» Tâche courte
Pouvez-vous recopier mot pour mot chacune des entrées ci-dessous, de la première à la dernière ?

━━━━

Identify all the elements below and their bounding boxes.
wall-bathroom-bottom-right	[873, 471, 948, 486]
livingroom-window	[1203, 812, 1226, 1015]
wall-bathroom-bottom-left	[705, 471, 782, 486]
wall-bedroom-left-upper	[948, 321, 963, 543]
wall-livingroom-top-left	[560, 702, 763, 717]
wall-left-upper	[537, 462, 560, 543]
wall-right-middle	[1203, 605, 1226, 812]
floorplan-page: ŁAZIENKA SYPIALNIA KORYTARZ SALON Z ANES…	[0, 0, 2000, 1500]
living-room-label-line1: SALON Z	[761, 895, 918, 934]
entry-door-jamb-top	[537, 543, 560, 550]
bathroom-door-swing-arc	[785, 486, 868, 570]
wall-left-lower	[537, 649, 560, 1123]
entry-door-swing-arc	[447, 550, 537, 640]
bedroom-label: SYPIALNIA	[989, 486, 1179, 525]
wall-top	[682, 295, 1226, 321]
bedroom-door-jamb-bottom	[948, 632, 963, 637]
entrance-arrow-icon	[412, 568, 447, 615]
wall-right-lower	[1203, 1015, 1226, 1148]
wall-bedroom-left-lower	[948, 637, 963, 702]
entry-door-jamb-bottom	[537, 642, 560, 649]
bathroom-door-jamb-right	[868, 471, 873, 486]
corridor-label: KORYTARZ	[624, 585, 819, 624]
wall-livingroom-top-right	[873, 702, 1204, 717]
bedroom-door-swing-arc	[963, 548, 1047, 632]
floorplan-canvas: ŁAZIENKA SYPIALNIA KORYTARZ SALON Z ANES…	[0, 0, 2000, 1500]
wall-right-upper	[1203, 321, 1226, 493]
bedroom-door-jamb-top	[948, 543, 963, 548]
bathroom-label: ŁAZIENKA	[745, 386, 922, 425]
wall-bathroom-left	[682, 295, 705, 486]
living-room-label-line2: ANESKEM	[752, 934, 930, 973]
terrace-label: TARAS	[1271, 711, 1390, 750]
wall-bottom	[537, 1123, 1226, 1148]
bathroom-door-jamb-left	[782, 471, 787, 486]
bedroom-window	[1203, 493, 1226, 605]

━━━━

» Réponse complète
Identify all the elements below and their bounding boxes.
wall-bathroom-bottom-right	[873, 471, 948, 486]
livingroom-window	[1203, 812, 1226, 1015]
wall-bathroom-bottom-left	[705, 471, 782, 486]
wall-bedroom-left-upper	[948, 321, 963, 543]
wall-livingroom-top-left	[560, 702, 763, 717]
wall-left-upper	[537, 462, 560, 543]
wall-right-middle	[1203, 605, 1226, 812]
floorplan-page: ŁAZIENKA SYPIALNIA KORYTARZ SALON Z ANES…	[0, 0, 2000, 1500]
living-room-label-line1: SALON Z	[761, 895, 918, 934]
entry-door-jamb-top	[537, 543, 560, 550]
bathroom-door-swing-arc	[785, 486, 868, 570]
wall-left-lower	[537, 649, 560, 1123]
entry-door-swing-arc	[447, 550, 537, 640]
bedroom-label: SYPIALNIA	[989, 486, 1179, 525]
wall-top	[682, 295, 1226, 321]
bedroom-door-jamb-bottom	[948, 632, 963, 637]
entrance-arrow-icon	[412, 568, 447, 615]
wall-right-lower	[1203, 1015, 1226, 1148]
wall-bedroom-left-lower	[948, 637, 963, 702]
entry-door-jamb-bottom	[537, 642, 560, 649]
bathroom-door-jamb-right	[868, 471, 873, 486]
corridor-label: KORYTARZ	[624, 585, 819, 624]
wall-livingroom-top-right	[873, 702, 1204, 717]
bedroom-door-swing-arc	[963, 548, 1047, 632]
floorplan-canvas: ŁAZIENKA SYPIALNIA KORYTARZ SALON Z ANES…	[0, 0, 2000, 1500]
wall-right-upper	[1203, 321, 1226, 493]
bedroom-door-jamb-top	[948, 543, 963, 548]
bathroom-label: ŁAZIENKA	[745, 386, 922, 425]
wall-bathroom-left	[682, 295, 705, 486]
living-room-label-line2: ANESKEM	[752, 934, 930, 973]
terrace-label: TARAS	[1271, 711, 1390, 750]
wall-bottom	[537, 1123, 1226, 1148]
bathroom-door-jamb-left	[782, 471, 787, 486]
bedroom-window	[1203, 493, 1226, 605]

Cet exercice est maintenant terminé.